■ **Supplied records**
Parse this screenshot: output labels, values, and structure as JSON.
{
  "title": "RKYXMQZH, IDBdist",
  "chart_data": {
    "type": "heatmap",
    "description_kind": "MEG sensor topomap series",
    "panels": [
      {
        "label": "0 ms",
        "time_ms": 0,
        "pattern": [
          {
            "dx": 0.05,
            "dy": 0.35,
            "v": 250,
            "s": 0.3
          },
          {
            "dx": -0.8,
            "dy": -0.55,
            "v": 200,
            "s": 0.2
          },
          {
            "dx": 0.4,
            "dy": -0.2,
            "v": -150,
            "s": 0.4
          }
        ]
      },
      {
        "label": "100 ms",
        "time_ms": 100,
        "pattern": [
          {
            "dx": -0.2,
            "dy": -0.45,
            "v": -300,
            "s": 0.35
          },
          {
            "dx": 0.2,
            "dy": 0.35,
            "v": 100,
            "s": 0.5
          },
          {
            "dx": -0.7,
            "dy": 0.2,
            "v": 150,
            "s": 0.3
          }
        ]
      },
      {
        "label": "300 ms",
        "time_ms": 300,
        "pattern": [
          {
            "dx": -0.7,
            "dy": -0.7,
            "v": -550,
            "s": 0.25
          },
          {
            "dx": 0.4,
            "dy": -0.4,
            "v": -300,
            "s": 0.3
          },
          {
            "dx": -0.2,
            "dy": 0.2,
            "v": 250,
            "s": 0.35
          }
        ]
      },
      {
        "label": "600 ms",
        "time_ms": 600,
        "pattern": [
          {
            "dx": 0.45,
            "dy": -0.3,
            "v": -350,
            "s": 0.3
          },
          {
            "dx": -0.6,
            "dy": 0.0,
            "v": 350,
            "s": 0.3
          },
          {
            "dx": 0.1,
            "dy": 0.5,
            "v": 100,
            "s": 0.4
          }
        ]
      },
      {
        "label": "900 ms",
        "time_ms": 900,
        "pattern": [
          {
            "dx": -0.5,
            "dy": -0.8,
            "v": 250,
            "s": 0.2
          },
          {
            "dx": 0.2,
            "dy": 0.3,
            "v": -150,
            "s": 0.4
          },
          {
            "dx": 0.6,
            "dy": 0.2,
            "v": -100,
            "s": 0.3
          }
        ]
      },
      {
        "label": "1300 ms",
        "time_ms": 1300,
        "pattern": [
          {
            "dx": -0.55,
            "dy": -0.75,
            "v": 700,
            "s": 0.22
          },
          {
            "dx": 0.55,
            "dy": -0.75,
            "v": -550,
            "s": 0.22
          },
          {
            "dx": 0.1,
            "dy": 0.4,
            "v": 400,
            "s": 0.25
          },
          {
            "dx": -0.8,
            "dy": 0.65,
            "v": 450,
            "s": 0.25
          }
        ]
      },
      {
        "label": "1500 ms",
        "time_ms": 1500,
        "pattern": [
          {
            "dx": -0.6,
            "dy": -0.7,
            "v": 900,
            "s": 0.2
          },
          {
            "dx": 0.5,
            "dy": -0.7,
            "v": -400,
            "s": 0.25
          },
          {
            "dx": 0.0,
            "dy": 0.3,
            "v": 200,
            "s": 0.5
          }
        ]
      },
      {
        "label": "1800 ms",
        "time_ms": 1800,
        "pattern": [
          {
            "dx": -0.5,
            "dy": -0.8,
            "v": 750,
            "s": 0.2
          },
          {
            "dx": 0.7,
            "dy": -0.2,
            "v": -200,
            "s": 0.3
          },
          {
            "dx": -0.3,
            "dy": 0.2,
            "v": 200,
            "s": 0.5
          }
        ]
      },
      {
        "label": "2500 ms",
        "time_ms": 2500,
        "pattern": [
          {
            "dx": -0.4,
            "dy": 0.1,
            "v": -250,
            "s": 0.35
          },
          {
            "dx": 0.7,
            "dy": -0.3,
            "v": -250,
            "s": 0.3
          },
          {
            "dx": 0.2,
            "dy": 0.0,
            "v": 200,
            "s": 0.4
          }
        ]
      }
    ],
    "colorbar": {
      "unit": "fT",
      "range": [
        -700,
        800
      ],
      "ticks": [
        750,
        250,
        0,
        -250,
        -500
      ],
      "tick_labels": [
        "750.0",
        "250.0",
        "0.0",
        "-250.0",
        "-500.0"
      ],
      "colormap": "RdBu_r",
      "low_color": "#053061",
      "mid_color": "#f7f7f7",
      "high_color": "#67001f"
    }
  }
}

==

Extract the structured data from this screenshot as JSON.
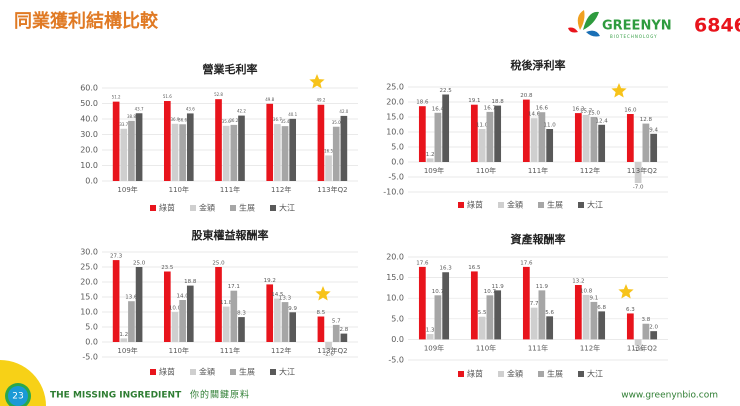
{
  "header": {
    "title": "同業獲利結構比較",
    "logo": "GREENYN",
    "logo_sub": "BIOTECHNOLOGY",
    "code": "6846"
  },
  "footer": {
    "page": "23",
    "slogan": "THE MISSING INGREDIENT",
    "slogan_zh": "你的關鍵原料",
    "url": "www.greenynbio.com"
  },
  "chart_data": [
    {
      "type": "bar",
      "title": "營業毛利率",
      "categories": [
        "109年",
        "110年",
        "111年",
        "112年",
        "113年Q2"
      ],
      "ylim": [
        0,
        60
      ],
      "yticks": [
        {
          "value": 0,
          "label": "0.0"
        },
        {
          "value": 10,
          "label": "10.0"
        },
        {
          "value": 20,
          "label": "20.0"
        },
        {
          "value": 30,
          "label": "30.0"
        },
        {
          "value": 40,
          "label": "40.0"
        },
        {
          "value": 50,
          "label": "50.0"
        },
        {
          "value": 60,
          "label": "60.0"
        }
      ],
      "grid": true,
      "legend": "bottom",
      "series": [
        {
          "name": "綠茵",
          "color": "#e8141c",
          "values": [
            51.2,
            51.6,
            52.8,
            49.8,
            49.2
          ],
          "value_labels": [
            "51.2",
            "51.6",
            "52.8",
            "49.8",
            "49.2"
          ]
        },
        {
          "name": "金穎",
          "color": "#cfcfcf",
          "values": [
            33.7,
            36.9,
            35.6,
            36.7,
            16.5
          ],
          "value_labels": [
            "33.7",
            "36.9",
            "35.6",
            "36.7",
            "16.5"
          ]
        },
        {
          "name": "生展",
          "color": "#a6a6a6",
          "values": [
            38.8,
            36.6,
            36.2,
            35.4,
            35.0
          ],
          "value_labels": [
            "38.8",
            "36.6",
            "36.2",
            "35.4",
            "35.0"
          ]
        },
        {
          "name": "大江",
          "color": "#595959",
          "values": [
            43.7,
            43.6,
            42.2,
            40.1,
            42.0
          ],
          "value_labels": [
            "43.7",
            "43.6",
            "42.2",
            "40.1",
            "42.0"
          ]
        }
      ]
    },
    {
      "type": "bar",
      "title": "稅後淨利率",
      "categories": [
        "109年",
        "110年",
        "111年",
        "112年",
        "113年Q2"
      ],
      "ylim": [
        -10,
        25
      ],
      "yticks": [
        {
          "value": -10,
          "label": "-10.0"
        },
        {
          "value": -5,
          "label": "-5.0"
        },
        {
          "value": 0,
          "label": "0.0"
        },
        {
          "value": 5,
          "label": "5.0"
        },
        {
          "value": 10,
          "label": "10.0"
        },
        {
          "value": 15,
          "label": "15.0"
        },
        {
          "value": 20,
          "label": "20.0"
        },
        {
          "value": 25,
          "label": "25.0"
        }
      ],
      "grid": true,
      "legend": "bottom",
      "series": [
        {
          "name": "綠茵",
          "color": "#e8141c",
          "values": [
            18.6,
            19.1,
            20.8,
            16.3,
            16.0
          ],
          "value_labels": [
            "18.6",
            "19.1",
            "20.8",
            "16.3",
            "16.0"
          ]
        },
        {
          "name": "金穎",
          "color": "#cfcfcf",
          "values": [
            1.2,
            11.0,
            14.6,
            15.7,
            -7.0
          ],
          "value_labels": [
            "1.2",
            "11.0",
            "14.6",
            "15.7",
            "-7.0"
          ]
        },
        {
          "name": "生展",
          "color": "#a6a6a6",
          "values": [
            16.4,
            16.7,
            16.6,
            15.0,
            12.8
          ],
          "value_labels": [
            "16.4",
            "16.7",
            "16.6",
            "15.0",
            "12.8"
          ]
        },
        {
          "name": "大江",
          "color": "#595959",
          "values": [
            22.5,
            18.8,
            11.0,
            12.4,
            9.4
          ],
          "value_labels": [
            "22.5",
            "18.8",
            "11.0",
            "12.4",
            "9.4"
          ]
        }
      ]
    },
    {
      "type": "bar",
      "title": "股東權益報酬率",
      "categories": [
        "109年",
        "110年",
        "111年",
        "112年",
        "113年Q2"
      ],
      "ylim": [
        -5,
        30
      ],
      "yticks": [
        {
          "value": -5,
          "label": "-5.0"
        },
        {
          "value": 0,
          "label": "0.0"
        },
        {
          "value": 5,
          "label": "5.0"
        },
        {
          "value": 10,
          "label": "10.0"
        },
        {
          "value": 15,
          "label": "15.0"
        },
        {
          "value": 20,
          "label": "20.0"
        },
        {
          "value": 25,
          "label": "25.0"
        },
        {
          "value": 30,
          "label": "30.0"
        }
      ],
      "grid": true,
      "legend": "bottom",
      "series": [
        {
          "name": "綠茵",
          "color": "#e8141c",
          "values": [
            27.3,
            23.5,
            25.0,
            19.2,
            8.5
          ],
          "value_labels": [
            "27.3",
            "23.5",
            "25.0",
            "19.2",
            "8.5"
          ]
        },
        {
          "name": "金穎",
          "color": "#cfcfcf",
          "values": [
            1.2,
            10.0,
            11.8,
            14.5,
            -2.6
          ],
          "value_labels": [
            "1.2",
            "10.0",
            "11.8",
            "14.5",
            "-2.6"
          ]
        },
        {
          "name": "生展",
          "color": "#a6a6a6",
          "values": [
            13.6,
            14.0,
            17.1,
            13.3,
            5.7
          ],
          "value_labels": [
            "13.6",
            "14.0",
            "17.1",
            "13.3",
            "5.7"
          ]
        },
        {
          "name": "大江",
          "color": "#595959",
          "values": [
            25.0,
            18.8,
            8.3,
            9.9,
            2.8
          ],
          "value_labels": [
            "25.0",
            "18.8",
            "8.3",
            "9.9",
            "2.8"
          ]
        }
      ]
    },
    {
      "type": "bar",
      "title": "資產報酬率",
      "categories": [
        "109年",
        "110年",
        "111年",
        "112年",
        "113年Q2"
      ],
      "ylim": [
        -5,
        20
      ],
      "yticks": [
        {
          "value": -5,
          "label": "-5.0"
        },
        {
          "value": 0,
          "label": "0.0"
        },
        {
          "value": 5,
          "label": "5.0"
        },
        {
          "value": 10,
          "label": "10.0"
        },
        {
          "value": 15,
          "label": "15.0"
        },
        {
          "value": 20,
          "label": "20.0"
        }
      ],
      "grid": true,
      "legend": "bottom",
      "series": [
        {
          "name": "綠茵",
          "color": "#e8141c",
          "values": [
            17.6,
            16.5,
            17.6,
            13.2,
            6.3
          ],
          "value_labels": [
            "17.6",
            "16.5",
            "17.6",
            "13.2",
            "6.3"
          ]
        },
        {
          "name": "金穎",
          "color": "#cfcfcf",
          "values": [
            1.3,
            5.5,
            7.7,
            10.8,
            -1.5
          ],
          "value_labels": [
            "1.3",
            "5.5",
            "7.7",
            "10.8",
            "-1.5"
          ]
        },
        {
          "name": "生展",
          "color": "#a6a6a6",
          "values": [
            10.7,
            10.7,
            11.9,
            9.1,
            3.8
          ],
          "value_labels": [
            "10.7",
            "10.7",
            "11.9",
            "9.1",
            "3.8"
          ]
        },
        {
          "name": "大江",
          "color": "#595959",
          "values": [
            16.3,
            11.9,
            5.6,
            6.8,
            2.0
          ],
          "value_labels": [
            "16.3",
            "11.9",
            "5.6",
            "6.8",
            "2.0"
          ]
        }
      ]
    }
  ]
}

■ **Task**
Scan the data for the word "title" and copy every line where it shows up.

■ **Solution below**
  "title": "RKYXMQZH, IDBdist",
    "title": "同業獲利結構比較",
      "title": "營業毛利率",
      "title": "稅後淨利率",
      "title": "股東權益報酬率",
      "title": "資產報酬率",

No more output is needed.